### Task description:
Below is a listing; reproduce each line of it exactly.

### Records for the exercise:
.....

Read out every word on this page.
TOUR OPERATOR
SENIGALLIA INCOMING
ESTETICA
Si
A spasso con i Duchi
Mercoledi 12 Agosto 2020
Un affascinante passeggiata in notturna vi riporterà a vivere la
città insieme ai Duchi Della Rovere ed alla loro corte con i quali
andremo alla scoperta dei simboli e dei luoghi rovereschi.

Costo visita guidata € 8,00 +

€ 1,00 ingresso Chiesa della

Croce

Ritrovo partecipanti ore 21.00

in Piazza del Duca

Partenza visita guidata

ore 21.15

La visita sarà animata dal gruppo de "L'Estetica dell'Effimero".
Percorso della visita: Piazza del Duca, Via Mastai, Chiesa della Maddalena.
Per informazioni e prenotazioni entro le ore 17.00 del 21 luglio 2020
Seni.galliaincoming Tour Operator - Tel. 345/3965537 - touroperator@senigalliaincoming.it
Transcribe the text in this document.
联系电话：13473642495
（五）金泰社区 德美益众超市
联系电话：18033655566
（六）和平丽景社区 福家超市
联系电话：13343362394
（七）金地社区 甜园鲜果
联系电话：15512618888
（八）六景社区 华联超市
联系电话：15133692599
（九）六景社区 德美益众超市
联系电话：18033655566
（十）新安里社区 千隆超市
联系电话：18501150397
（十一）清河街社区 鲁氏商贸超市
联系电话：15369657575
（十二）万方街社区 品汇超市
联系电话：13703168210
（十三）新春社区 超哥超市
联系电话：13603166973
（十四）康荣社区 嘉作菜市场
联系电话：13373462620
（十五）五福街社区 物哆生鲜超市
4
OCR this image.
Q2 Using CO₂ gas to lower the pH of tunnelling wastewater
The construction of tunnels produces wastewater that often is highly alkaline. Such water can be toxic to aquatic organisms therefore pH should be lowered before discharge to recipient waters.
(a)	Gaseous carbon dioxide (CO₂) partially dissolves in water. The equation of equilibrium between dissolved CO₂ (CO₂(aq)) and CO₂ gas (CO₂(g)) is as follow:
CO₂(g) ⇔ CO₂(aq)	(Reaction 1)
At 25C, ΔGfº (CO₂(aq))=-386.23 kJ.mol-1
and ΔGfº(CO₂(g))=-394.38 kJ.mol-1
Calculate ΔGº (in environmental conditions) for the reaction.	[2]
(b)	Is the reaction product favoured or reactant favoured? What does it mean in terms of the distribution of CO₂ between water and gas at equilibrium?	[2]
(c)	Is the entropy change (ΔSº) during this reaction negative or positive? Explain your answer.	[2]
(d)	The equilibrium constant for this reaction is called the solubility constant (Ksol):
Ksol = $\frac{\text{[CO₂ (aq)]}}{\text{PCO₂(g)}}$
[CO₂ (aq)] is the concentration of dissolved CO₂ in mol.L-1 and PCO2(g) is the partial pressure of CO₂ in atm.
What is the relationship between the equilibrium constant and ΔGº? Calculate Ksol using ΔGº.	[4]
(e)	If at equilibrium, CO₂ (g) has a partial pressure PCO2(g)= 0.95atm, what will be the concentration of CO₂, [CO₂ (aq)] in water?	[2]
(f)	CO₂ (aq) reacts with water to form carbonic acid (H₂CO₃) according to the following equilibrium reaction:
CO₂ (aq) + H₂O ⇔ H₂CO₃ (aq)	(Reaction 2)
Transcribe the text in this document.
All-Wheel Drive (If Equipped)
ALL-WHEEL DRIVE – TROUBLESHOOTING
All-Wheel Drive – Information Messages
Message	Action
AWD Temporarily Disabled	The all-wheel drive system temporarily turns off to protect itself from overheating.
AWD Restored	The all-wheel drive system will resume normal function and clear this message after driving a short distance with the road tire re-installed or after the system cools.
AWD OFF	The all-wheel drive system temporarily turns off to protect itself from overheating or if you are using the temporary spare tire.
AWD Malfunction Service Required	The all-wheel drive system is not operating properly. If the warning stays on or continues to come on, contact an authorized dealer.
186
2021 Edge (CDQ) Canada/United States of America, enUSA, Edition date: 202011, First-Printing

.....

### In response:
Read out every word on this page.
TOUR OPERATOR
SENIGALLIA INCOMING
ESTETICA
Si
A spasso con i Duchi
Mercoledi 12 Agosto 2020
Un affascinante passeggiata in notturna vi riporterà a vivere la
città insieme ai Duchi Della Rovere ed alla loro corte con i quali
andremo alla scoperta dei simboli e dei luoghi rovereschi.

Costo visita guidata € 8,00 +

€ 1,00 ingresso Chiesa della

Croce

Ritrovo partecipanti ore 21.00

in Piazza del Duca

Partenza visita guidata

ore 21.15

La visita sarà animata dal gruppo de "L'Estetica dell'Effimero".
Percorso della visita: Piazza del Duca, Via Mastai, Chiesa della Maddalena.
Per informazioni e prenotazioni entro le ore 17.00 del 21 luglio 2020
Seni.galliaincoming Tour Operator - Tel. 345/3965537 - touroperator@senigalliaincoming.it
Transcribe the text in this document.
联系电话：13473642495
（五）金泰社区 德美益众超市
联系电话：18033655566
（六）和平丽景社区 福家超市
联系电话：13343362394
（七）金地社区 甜园鲜果
联系电话：15512618888
（八）六景社区 华联超市
联系电话：15133692599
（九）六景社区 德美益众超市
联系电话：18033655566
（十）新安里社区 千隆超市
联系电话：18501150397
（十一）清河街社区 鲁氏商贸超市
联系电话：15369657575
（十二）万方街社区 品汇超市
联系电话：13703168210
（十三）新春社区 超哥超市
联系电话：13603166973
（十四）康荣社区 嘉作菜市场
联系电话：13373462620
（十五）五福街社区 物哆生鲜超市
4
OCR this image.
Q2 Using CO₂ gas to lower the pH of tunnelling wastewater
The construction of tunnels produces wastewater that often is highly alkaline. Such water can be toxic to aquatic organisms therefore pH should be lowered before discharge to recipient waters.
(a)	Gaseous carbon dioxide (CO₂) partially dissolves in water. The equation of equilibrium between dissolved CO₂ (CO₂(aq)) and CO₂ gas (CO₂(g)) is as follow:
CO₂(g) ⇔ CO₂(aq)	(Reaction 1)
At 25C, ΔGfº (CO₂(aq))=-386.23 kJ.mol-1
and ΔGfº(CO₂(g))=-394.38 kJ.mol-1
Calculate ΔGº (in environmental conditions) for the reaction.	[2]
(b)	Is the reaction product favoured or reactant favoured? What does it mean in terms of the distribution of CO₂ between water and gas at equilibrium?	[2]
(c)	Is the entropy change (ΔSº) during this reaction negative or positive? Explain your answer.	[2]
(d)	The equilibrium constant for this reaction is called the solubility constant (Ksol):
Ksol = $\frac{\text{[CO₂ (aq)]}}{\text{PCO₂(g)}}$
[CO₂ (aq)] is the concentration of dissolved CO₂ in mol.L-1 and PCO2(g) is the partial pressure of CO₂ in atm.
What is the relationship between the equilibrium constant and ΔGº? Calculate Ksol using ΔGº.	[4]
(e)	If at equilibrium, CO₂ (g) has a partial pressure PCO2(g)= 0.95atm, what will be the concentration of CO₂, [CO₂ (aq)] in water?	[2]
(f)	CO₂ (aq) reacts with water to form carbonic acid (H₂CO₃) according to the following equilibrium reaction:
CO₂ (aq) + H₂O ⇔ H₂CO₃ (aq)	(Reaction 2)
Transcribe the text in this document.
All-Wheel Drive (If Equipped)
ALL-WHEEL DRIVE – TROUBLESHOOTING
All-Wheel Drive – Information Messages
Message	Action
AWD Temporarily Disabled	The all-wheel drive system temporarily turns off to protect itself from overheating.
AWD Restored	The all-wheel drive system will resume normal function and clear this message after driving a short distance with the road tire re-installed or after the system cools.
AWD OFF	The all-wheel drive system temporarily turns off to protect itself from overheating or if you are using the temporary spare tire.
AWD Malfunction Service Required	The all-wheel drive system is not operating properly. If the warning stays on or continues to come on, contact an authorized dealer.
186
2021 Edge (CDQ) Canada/United States of America, enUSA, Edition date: 202011, First-Printing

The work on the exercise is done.